> TASK OBJECTIVE: Quote the entries word for word. Omit the pictures.

> RECORDS TO USE:
+++

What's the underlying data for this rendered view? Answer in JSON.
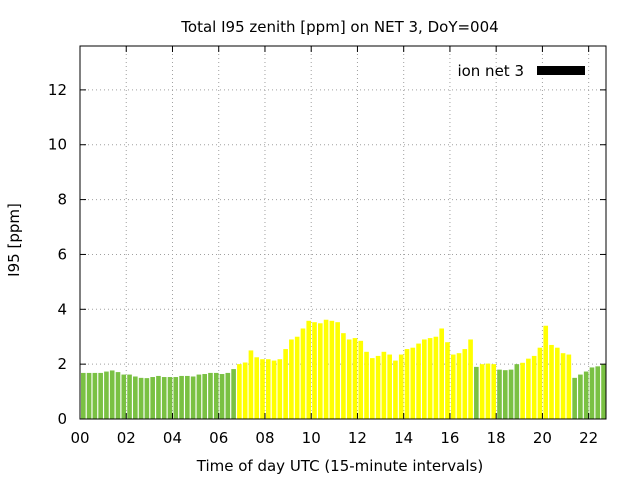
{
  "chart_data": {
    "type": "bar",
    "title": "Total I95 zenith [ppm] on NET 3, DoY=004",
    "xlabel": "Time of day UTC (15-minute intervals)",
    "ylabel": "I95 [ppm]",
    "xlim": [
      0,
      22.75
    ],
    "ylim": [
      0,
      13.6
    ],
    "xticks": [
      "00",
      "02",
      "04",
      "06",
      "08",
      "10",
      "12",
      "14",
      "16",
      "18",
      "20",
      "22"
    ],
    "yticks": [
      "0",
      "2",
      "4",
      "6",
      "8",
      "10",
      "12"
    ],
    "grid": true,
    "legend": {
      "label": "ion net 3",
      "color": "#000000",
      "placement": "top-right"
    },
    "colors": {
      "low": "#7ac143",
      "high": "#ffff00"
    },
    "bar_width_hours": 0.2,
    "bars": [
      {
        "x": 0.0,
        "y": 1.68,
        "c": "low"
      },
      {
        "x": 0.25,
        "y": 1.68,
        "c": "low"
      },
      {
        "x": 0.5,
        "y": 1.68,
        "c": "low"
      },
      {
        "x": 0.75,
        "y": 1.68,
        "c": "low"
      },
      {
        "x": 1.0,
        "y": 1.73,
        "c": "low"
      },
      {
        "x": 1.25,
        "y": 1.77,
        "c": "low"
      },
      {
        "x": 1.5,
        "y": 1.71,
        "c": "low"
      },
      {
        "x": 1.75,
        "y": 1.62,
        "c": "low"
      },
      {
        "x": 2.0,
        "y": 1.62,
        "c": "low"
      },
      {
        "x": 2.25,
        "y": 1.55,
        "c": "low"
      },
      {
        "x": 2.5,
        "y": 1.5,
        "c": "low"
      },
      {
        "x": 2.75,
        "y": 1.49,
        "c": "low"
      },
      {
        "x": 3.0,
        "y": 1.53,
        "c": "low"
      },
      {
        "x": 3.25,
        "y": 1.57,
        "c": "low"
      },
      {
        "x": 3.5,
        "y": 1.53,
        "c": "low"
      },
      {
        "x": 3.75,
        "y": 1.53,
        "c": "low"
      },
      {
        "x": 4.0,
        "y": 1.53,
        "c": "low"
      },
      {
        "x": 4.25,
        "y": 1.57,
        "c": "low"
      },
      {
        "x": 4.5,
        "y": 1.57,
        "c": "low"
      },
      {
        "x": 4.75,
        "y": 1.55,
        "c": "low"
      },
      {
        "x": 5.0,
        "y": 1.62,
        "c": "low"
      },
      {
        "x": 5.25,
        "y": 1.64,
        "c": "low"
      },
      {
        "x": 5.5,
        "y": 1.68,
        "c": "low"
      },
      {
        "x": 5.75,
        "y": 1.68,
        "c": "low"
      },
      {
        "x": 6.0,
        "y": 1.64,
        "c": "low"
      },
      {
        "x": 6.25,
        "y": 1.68,
        "c": "low"
      },
      {
        "x": 6.5,
        "y": 1.82,
        "c": "low"
      },
      {
        "x": 6.75,
        "y": 2.0,
        "c": "high"
      },
      {
        "x": 7.0,
        "y": 2.06,
        "c": "high"
      },
      {
        "x": 7.25,
        "y": 2.5,
        "c": "high"
      },
      {
        "x": 7.5,
        "y": 2.25,
        "c": "high"
      },
      {
        "x": 7.75,
        "y": 2.18,
        "c": "high"
      },
      {
        "x": 8.0,
        "y": 2.18,
        "c": "high"
      },
      {
        "x": 8.25,
        "y": 2.13,
        "c": "high"
      },
      {
        "x": 8.5,
        "y": 2.18,
        "c": "high"
      },
      {
        "x": 8.75,
        "y": 2.55,
        "c": "high"
      },
      {
        "x": 9.0,
        "y": 2.9,
        "c": "high"
      },
      {
        "x": 9.25,
        "y": 3.0,
        "c": "high"
      },
      {
        "x": 9.5,
        "y": 3.3,
        "c": "high"
      },
      {
        "x": 9.75,
        "y": 3.58,
        "c": "high"
      },
      {
        "x": 10.0,
        "y": 3.53,
        "c": "high"
      },
      {
        "x": 10.25,
        "y": 3.49,
        "c": "high"
      },
      {
        "x": 10.5,
        "y": 3.62,
        "c": "high"
      },
      {
        "x": 10.75,
        "y": 3.58,
        "c": "high"
      },
      {
        "x": 11.0,
        "y": 3.53,
        "c": "high"
      },
      {
        "x": 11.25,
        "y": 3.13,
        "c": "high"
      },
      {
        "x": 11.5,
        "y": 2.9,
        "c": "high"
      },
      {
        "x": 11.75,
        "y": 2.95,
        "c": "high"
      },
      {
        "x": 12.0,
        "y": 2.85,
        "c": "high"
      },
      {
        "x": 12.25,
        "y": 2.45,
        "c": "high"
      },
      {
        "x": 12.5,
        "y": 2.22,
        "c": "high"
      },
      {
        "x": 12.75,
        "y": 2.3,
        "c": "high"
      },
      {
        "x": 13.0,
        "y": 2.45,
        "c": "high"
      },
      {
        "x": 13.25,
        "y": 2.35,
        "c": "high"
      },
      {
        "x": 13.5,
        "y": 2.13,
        "c": "high"
      },
      {
        "x": 13.75,
        "y": 2.35,
        "c": "high"
      },
      {
        "x": 14.0,
        "y": 2.55,
        "c": "high"
      },
      {
        "x": 14.25,
        "y": 2.6,
        "c": "high"
      },
      {
        "x": 14.5,
        "y": 2.75,
        "c": "high"
      },
      {
        "x": 14.75,
        "y": 2.9,
        "c": "high"
      },
      {
        "x": 15.0,
        "y": 2.95,
        "c": "high"
      },
      {
        "x": 15.25,
        "y": 3.0,
        "c": "high"
      },
      {
        "x": 15.5,
        "y": 3.3,
        "c": "high"
      },
      {
        "x": 15.75,
        "y": 2.8,
        "c": "high"
      },
      {
        "x": 16.0,
        "y": 2.35,
        "c": "high"
      },
      {
        "x": 16.25,
        "y": 2.4,
        "c": "high"
      },
      {
        "x": 16.5,
        "y": 2.55,
        "c": "high"
      },
      {
        "x": 16.75,
        "y": 2.9,
        "c": "high"
      },
      {
        "x": 17.0,
        "y": 1.9,
        "c": "low"
      },
      {
        "x": 17.25,
        "y": 2.0,
        "c": "high"
      },
      {
        "x": 17.5,
        "y": 2.02,
        "c": "high"
      },
      {
        "x": 17.75,
        "y": 2.0,
        "c": "high"
      },
      {
        "x": 18.0,
        "y": 1.8,
        "c": "low"
      },
      {
        "x": 18.25,
        "y": 1.78,
        "c": "low"
      },
      {
        "x": 18.5,
        "y": 1.8,
        "c": "low"
      },
      {
        "x": 18.75,
        "y": 2.0,
        "c": "low"
      },
      {
        "x": 19.0,
        "y": 2.05,
        "c": "high"
      },
      {
        "x": 19.25,
        "y": 2.2,
        "c": "high"
      },
      {
        "x": 19.5,
        "y": 2.3,
        "c": "high"
      },
      {
        "x": 19.75,
        "y": 2.6,
        "c": "high"
      },
      {
        "x": 20.0,
        "y": 3.4,
        "c": "high"
      },
      {
        "x": 20.25,
        "y": 2.7,
        "c": "high"
      },
      {
        "x": 20.5,
        "y": 2.6,
        "c": "high"
      },
      {
        "x": 20.75,
        "y": 2.4,
        "c": "high"
      },
      {
        "x": 21.0,
        "y": 2.35,
        "c": "high"
      },
      {
        "x": 21.25,
        "y": 1.5,
        "c": "low"
      },
      {
        "x": 21.5,
        "y": 1.62,
        "c": "low"
      },
      {
        "x": 21.75,
        "y": 1.73,
        "c": "low"
      },
      {
        "x": 22.0,
        "y": 1.88,
        "c": "low"
      },
      {
        "x": 22.25,
        "y": 1.92,
        "c": "low"
      },
      {
        "x": 22.5,
        "y": 2.0,
        "c": "low"
      }
    ]
  }
}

+++

> THE COMPLETED TASK:
What's the underlying data for this rendered view? Answer in JSON.
{
  "chart_data": {
    "type": "bar",
    "title": "Total I95 zenith [ppm] on NET 3, DoY=004",
    "xlabel": "Time of day UTC (15-minute intervals)",
    "ylabel": "I95 [ppm]",
    "xlim": [
      0,
      22.75
    ],
    "ylim": [
      0,
      13.6
    ],
    "xticks": [
      "00",
      "02",
      "04",
      "06",
      "08",
      "10",
      "12",
      "14",
      "16",
      "18",
      "20",
      "22"
    ],
    "yticks": [
      "0",
      "2",
      "4",
      "6",
      "8",
      "10",
      "12"
    ],
    "grid": true,
    "legend": {
      "label": "ion net 3",
      "color": "#000000",
      "placement": "top-right"
    },
    "colors": {
      "low": "#7ac143",
      "high": "#ffff00"
    },
    "bar_width_hours": 0.2,
    "bars": [
      {
        "x": 0.0,
        "y": 1.68,
        "c": "low"
      },
      {
        "x": 0.25,
        "y": 1.68,
        "c": "low"
      },
      {
        "x": 0.5,
        "y": 1.68,
        "c": "low"
      },
      {
        "x": 0.75,
        "y": 1.68,
        "c": "low"
      },
      {
        "x": 1.0,
        "y": 1.73,
        "c": "low"
      },
      {
        "x": 1.25,
        "y": 1.77,
        "c": "low"
      },
      {
        "x": 1.5,
        "y": 1.71,
        "c": "low"
      },
      {
        "x": 1.75,
        "y": 1.62,
        "c": "low"
      },
      {
        "x": 2.0,
        "y": 1.62,
        "c": "low"
      },
      {
        "x": 2.25,
        "y": 1.55,
        "c": "low"
      },
      {
        "x": 2.5,
        "y": 1.5,
        "c": "low"
      },
      {
        "x": 2.75,
        "y": 1.49,
        "c": "low"
      },
      {
        "x": 3.0,
        "y": 1.53,
        "c": "low"
      },
      {
        "x": 3.25,
        "y": 1.57,
        "c": "low"
      },
      {
        "x": 3.5,
        "y": 1.53,
        "c": "low"
      },
      {
        "x": 3.75,
        "y": 1.53,
        "c": "low"
      },
      {
        "x": 4.0,
        "y": 1.53,
        "c": "low"
      },
      {
        "x": 4.25,
        "y": 1.57,
        "c": "low"
      },
      {
        "x": 4.5,
        "y": 1.57,
        "c": "low"
      },
      {
        "x": 4.75,
        "y": 1.55,
        "c": "low"
      },
      {
        "x": 5.0,
        "y": 1.62,
        "c": "low"
      },
      {
        "x": 5.25,
        "y": 1.64,
        "c": "low"
      },
      {
        "x": 5.5,
        "y": 1.68,
        "c": "low"
      },
      {
        "x": 5.75,
        "y": 1.68,
        "c": "low"
      },
      {
        "x": 6.0,
        "y": 1.64,
        "c": "low"
      },
      {
        "x": 6.25,
        "y": 1.68,
        "c": "low"
      },
      {
        "x": 6.5,
        "y": 1.82,
        "c": "low"
      },
      {
        "x": 6.75,
        "y": 2.0,
        "c": "high"
      },
      {
        "x": 7.0,
        "y": 2.06,
        "c": "high"
      },
      {
        "x": 7.25,
        "y": 2.5,
        "c": "high"
      },
      {
        "x": 7.5,
        "y": 2.25,
        "c": "high"
      },
      {
        "x": 7.75,
        "y": 2.18,
        "c": "high"
      },
      {
        "x": 8.0,
        "y": 2.18,
        "c": "high"
      },
      {
        "x": 8.25,
        "y": 2.13,
        "c": "high"
      },
      {
        "x": 8.5,
        "y": 2.18,
        "c": "high"
      },
      {
        "x": 8.75,
        "y": 2.55,
        "c": "high"
      },
      {
        "x": 9.0,
        "y": 2.9,
        "c": "high"
      },
      {
        "x": 9.25,
        "y": 3.0,
        "c": "high"
      },
      {
        "x": 9.5,
        "y": 3.3,
        "c": "high"
      },
      {
        "x": 9.75,
        "y": 3.58,
        "c": "high"
      },
      {
        "x": 10.0,
        "y": 3.53,
        "c": "high"
      },
      {
        "x": 10.25,
        "y": 3.49,
        "c": "high"
      },
      {
        "x": 10.5,
        "y": 3.62,
        "c": "high"
      },
      {
        "x": 10.75,
        "y": 3.58,
        "c": "high"
      },
      {
        "x": 11.0,
        "y": 3.53,
        "c": "high"
      },
      {
        "x": 11.25,
        "y": 3.13,
        "c": "high"
      },
      {
        "x": 11.5,
        "y": 2.9,
        "c": "high"
      },
      {
        "x": 11.75,
        "y": 2.95,
        "c": "high"
      },
      {
        "x": 12.0,
        "y": 2.85,
        "c": "high"
      },
      {
        "x": 12.25,
        "y": 2.45,
        "c": "high"
      },
      {
        "x": 12.5,
        "y": 2.22,
        "c": "high"
      },
      {
        "x": 12.75,
        "y": 2.3,
        "c": "high"
      },
      {
        "x": 13.0,
        "y": 2.45,
        "c": "high"
      },
      {
        "x": 13.25,
        "y": 2.35,
        "c": "high"
      },
      {
        "x": 13.5,
        "y": 2.13,
        "c": "high"
      },
      {
        "x": 13.75,
        "y": 2.35,
        "c": "high"
      },
      {
        "x": 14.0,
        "y": 2.55,
        "c": "high"
      },
      {
        "x": 14.25,
        "y": 2.6,
        "c": "high"
      },
      {
        "x": 14.5,
        "y": 2.75,
        "c": "high"
      },
      {
        "x": 14.75,
        "y": 2.9,
        "c": "high"
      },
      {
        "x": 15.0,
        "y": 2.95,
        "c": "high"
      },
      {
        "x": 15.25,
        "y": 3.0,
        "c": "high"
      },
      {
        "x": 15.5,
        "y": 3.3,
        "c": "high"
      },
      {
        "x": 15.75,
        "y": 2.8,
        "c": "high"
      },
      {
        "x": 16.0,
        "y": 2.35,
        "c": "high"
      },
      {
        "x": 16.25,
        "y": 2.4,
        "c": "high"
      },
      {
        "x": 16.5,
        "y": 2.55,
        "c": "high"
      },
      {
        "x": 16.75,
        "y": 2.9,
        "c": "high"
      },
      {
        "x": 17.0,
        "y": 1.9,
        "c": "low"
      },
      {
        "x": 17.25,
        "y": 2.0,
        "c": "high"
      },
      {
        "x": 17.5,
        "y": 2.02,
        "c": "high"
      },
      {
        "x": 17.75,
        "y": 2.0,
        "c": "high"
      },
      {
        "x": 18.0,
        "y": 1.8,
        "c": "low"
      },
      {
        "x": 18.25,
        "y": 1.78,
        "c": "low"
      },
      {
        "x": 18.5,
        "y": 1.8,
        "c": "low"
      },
      {
        "x": 18.75,
        "y": 2.0,
        "c": "low"
      },
      {
        "x": 19.0,
        "y": 2.05,
        "c": "high"
      },
      {
        "x": 19.25,
        "y": 2.2,
        "c": "high"
      },
      {
        "x": 19.5,
        "y": 2.3,
        "c": "high"
      },
      {
        "x": 19.75,
        "y": 2.6,
        "c": "high"
      },
      {
        "x": 20.0,
        "y": 3.4,
        "c": "high"
      },
      {
        "x": 20.25,
        "y": 2.7,
        "c": "high"
      },
      {
        "x": 20.5,
        "y": 2.6,
        "c": "high"
      },
      {
        "x": 20.75,
        "y": 2.4,
        "c": "high"
      },
      {
        "x": 21.0,
        "y": 2.35,
        "c": "high"
      },
      {
        "x": 21.25,
        "y": 1.5,
        "c": "low"
      },
      {
        "x": 21.5,
        "y": 1.62,
        "c": "low"
      },
      {
        "x": 21.75,
        "y": 1.73,
        "c": "low"
      },
      {
        "x": 22.0,
        "y": 1.88,
        "c": "low"
      },
      {
        "x": 22.25,
        "y": 1.92,
        "c": "low"
      },
      {
        "x": 22.5,
        "y": 2.0,
        "c": "low"
      }
    ]
  }
}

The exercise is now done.